WRITTEN EXERCISE =>
Restate every entry word for word.

DATA PROVIDED =>
· · ·
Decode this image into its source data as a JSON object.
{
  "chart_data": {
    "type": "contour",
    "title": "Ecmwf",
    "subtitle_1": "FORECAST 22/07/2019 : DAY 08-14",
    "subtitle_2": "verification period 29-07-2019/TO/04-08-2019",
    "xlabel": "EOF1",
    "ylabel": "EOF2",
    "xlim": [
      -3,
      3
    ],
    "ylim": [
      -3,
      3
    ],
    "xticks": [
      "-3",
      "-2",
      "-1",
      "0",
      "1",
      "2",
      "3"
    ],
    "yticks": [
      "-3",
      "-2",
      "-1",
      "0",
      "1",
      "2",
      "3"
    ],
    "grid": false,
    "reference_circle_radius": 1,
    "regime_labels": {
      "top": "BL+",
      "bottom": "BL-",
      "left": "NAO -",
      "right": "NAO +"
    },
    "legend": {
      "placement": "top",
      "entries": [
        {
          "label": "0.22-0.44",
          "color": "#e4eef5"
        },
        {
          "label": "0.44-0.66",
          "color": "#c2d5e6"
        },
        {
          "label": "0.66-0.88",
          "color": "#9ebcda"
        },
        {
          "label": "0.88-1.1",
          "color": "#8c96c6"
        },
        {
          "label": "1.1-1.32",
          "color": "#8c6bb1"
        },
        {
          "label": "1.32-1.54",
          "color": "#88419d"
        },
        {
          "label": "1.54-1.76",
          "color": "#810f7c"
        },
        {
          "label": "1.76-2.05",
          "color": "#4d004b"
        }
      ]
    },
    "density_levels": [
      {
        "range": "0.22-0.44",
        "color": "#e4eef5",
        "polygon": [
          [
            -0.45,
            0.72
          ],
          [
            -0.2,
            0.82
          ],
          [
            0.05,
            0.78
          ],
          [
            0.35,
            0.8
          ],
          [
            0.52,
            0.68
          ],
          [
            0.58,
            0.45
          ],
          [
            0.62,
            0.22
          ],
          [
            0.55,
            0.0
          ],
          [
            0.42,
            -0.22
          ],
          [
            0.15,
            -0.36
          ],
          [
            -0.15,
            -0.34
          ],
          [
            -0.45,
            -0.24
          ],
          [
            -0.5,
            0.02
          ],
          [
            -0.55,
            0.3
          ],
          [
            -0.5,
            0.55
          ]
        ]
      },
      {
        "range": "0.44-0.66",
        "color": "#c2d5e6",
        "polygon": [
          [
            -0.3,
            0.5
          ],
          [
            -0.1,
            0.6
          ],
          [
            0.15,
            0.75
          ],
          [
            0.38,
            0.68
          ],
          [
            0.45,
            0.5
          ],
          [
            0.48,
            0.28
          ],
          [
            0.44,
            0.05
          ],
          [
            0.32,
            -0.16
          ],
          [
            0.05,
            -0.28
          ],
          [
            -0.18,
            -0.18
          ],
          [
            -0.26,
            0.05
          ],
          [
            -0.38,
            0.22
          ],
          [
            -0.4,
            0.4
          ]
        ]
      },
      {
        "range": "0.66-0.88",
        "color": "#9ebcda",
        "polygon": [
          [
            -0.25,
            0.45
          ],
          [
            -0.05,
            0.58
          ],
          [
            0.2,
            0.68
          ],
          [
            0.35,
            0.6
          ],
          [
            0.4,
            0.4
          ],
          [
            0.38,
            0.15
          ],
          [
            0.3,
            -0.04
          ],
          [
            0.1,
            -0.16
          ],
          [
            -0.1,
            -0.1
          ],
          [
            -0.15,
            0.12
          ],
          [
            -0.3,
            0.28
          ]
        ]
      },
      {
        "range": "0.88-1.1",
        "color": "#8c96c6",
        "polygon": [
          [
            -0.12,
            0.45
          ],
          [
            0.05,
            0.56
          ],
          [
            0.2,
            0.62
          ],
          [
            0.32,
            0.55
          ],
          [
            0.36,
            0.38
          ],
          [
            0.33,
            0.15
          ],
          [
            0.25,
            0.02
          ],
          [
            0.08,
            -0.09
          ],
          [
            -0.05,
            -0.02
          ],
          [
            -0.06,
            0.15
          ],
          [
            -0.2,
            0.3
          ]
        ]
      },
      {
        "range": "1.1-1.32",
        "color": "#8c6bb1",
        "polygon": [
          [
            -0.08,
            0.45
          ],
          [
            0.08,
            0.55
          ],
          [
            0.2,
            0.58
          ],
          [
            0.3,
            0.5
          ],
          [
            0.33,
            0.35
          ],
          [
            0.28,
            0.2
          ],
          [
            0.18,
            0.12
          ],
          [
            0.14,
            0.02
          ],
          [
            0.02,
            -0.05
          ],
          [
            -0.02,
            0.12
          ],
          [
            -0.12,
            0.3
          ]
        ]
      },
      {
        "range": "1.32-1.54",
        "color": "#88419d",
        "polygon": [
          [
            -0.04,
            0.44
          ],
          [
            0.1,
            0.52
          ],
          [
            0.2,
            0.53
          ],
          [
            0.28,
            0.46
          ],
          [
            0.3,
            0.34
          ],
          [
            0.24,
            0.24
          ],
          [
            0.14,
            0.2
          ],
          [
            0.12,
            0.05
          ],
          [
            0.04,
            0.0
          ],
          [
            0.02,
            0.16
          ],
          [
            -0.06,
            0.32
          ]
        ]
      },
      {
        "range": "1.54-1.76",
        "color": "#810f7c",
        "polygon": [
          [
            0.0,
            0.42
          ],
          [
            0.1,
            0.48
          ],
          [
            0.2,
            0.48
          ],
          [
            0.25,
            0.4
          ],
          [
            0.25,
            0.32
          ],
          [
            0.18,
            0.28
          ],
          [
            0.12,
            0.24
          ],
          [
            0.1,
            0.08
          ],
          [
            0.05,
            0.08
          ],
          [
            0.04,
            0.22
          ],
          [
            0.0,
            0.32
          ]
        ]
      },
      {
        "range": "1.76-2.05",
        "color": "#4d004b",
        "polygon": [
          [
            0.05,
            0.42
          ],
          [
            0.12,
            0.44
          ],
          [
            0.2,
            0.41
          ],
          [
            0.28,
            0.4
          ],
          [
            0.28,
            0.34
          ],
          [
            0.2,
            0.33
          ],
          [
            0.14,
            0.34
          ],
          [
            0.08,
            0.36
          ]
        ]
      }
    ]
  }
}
· · ·
ANSWER TO THIS TASK =>
Decode this image into its source data as a JSON object.
{
  "chart_data": {
    "type": "contour",
    "title": "Ecmwf",
    "subtitle_1": "FORECAST 22/07/2019 : DAY 08-14",
    "subtitle_2": "verification period 29-07-2019/TO/04-08-2019",
    "xlabel": "EOF1",
    "ylabel": "EOF2",
    "xlim": [
      -3,
      3
    ],
    "ylim": [
      -3,
      3
    ],
    "xticks": [
      "-3",
      "-2",
      "-1",
      "0",
      "1",
      "2",
      "3"
    ],
    "yticks": [
      "-3",
      "-2",
      "-1",
      "0",
      "1",
      "2",
      "3"
    ],
    "grid": false,
    "reference_circle_radius": 1,
    "regime_labels": {
      "top": "BL+",
      "bottom": "BL-",
      "left": "NAO -",
      "right": "NAO +"
    },
    "legend": {
      "placement": "top",
      "entries": [
        {
          "label": "0.22-0.44",
          "color": "#e4eef5"
        },
        {
          "label": "0.44-0.66",
          "color": "#c2d5e6"
        },
        {
          "label": "0.66-0.88",
          "color": "#9ebcda"
        },
        {
          "label": "0.88-1.1",
          "color": "#8c96c6"
        },
        {
          "label": "1.1-1.32",
          "color": "#8c6bb1"
        },
        {
          "label": "1.32-1.54",
          "color": "#88419d"
        },
        {
          "label": "1.54-1.76",
          "color": "#810f7c"
        },
        {
          "label": "1.76-2.05",
          "color": "#4d004b"
        }
      ]
    },
    "density_levels": [
      {
        "range": "0.22-0.44",
        "color": "#e4eef5",
        "polygon": [
          [
            -0.45,
            0.72
          ],
          [
            -0.2,
            0.82
          ],
          [
            0.05,
            0.78
          ],
          [
            0.35,
            0.8
          ],
          [
            0.52,
            0.68
          ],
          [
            0.58,
            0.45
          ],
          [
            0.62,
            0.22
          ],
          [
            0.55,
            0.0
          ],
          [
            0.42,
            -0.22
          ],
          [
            0.15,
            -0.36
          ],
          [
            -0.15,
            -0.34
          ],
          [
            -0.45,
            -0.24
          ],
          [
            -0.5,
            0.02
          ],
          [
            -0.55,
            0.3
          ],
          [
            -0.5,
            0.55
          ]
        ]
      },
      {
        "range": "0.44-0.66",
        "color": "#c2d5e6",
        "polygon": [
          [
            -0.3,
            0.5
          ],
          [
            -0.1,
            0.6
          ],
          [
            0.15,
            0.75
          ],
          [
            0.38,
            0.68
          ],
          [
            0.45,
            0.5
          ],
          [
            0.48,
            0.28
          ],
          [
            0.44,
            0.05
          ],
          [
            0.32,
            -0.16
          ],
          [
            0.05,
            -0.28
          ],
          [
            -0.18,
            -0.18
          ],
          [
            -0.26,
            0.05
          ],
          [
            -0.38,
            0.22
          ],
          [
            -0.4,
            0.4
          ]
        ]
      },
      {
        "range": "0.66-0.88",
        "color": "#9ebcda",
        "polygon": [
          [
            -0.25,
            0.45
          ],
          [
            -0.05,
            0.58
          ],
          [
            0.2,
            0.68
          ],
          [
            0.35,
            0.6
          ],
          [
            0.4,
            0.4
          ],
          [
            0.38,
            0.15
          ],
          [
            0.3,
            -0.04
          ],
          [
            0.1,
            -0.16
          ],
          [
            -0.1,
            -0.1
          ],
          [
            -0.15,
            0.12
          ],
          [
            -0.3,
            0.28
          ]
        ]
      },
      {
        "range": "0.88-1.1",
        "color": "#8c96c6",
        "polygon": [
          [
            -0.12,
            0.45
          ],
          [
            0.05,
            0.56
          ],
          [
            0.2,
            0.62
          ],
          [
            0.32,
            0.55
          ],
          [
            0.36,
            0.38
          ],
          [
            0.33,
            0.15
          ],
          [
            0.25,
            0.02
          ],
          [
            0.08,
            -0.09
          ],
          [
            -0.05,
            -0.02
          ],
          [
            -0.06,
            0.15
          ],
          [
            -0.2,
            0.3
          ]
        ]
      },
      {
        "range": "1.1-1.32",
        "color": "#8c6bb1",
        "polygon": [
          [
            -0.08,
            0.45
          ],
          [
            0.08,
            0.55
          ],
          [
            0.2,
            0.58
          ],
          [
            0.3,
            0.5
          ],
          [
            0.33,
            0.35
          ],
          [
            0.28,
            0.2
          ],
          [
            0.18,
            0.12
          ],
          [
            0.14,
            0.02
          ],
          [
            0.02,
            -0.05
          ],
          [
            -0.02,
            0.12
          ],
          [
            -0.12,
            0.3
          ]
        ]
      },
      {
        "range": "1.32-1.54",
        "color": "#88419d",
        "polygon": [
          [
            -0.04,
            0.44
          ],
          [
            0.1,
            0.52
          ],
          [
            0.2,
            0.53
          ],
          [
            0.28,
            0.46
          ],
          [
            0.3,
            0.34
          ],
          [
            0.24,
            0.24
          ],
          [
            0.14,
            0.2
          ],
          [
            0.12,
            0.05
          ],
          [
            0.04,
            0.0
          ],
          [
            0.02,
            0.16
          ],
          [
            -0.06,
            0.32
          ]
        ]
      },
      {
        "range": "1.54-1.76",
        "color": "#810f7c",
        "polygon": [
          [
            0.0,
            0.42
          ],
          [
            0.1,
            0.48
          ],
          [
            0.2,
            0.48
          ],
          [
            0.25,
            0.4
          ],
          [
            0.25,
            0.32
          ],
          [
            0.18,
            0.28
          ],
          [
            0.12,
            0.24
          ],
          [
            0.1,
            0.08
          ],
          [
            0.05,
            0.08
          ],
          [
            0.04,
            0.22
          ],
          [
            0.0,
            0.32
          ]
        ]
      },
      {
        "range": "1.76-2.05",
        "color": "#4d004b",
        "polygon": [
          [
            0.05,
            0.42
          ],
          [
            0.12,
            0.44
          ],
          [
            0.2,
            0.41
          ],
          [
            0.28,
            0.4
          ],
          [
            0.28,
            0.34
          ],
          [
            0.2,
            0.33
          ],
          [
            0.14,
            0.34
          ],
          [
            0.08,
            0.36
          ]
        ]
      }
    ]
  }
}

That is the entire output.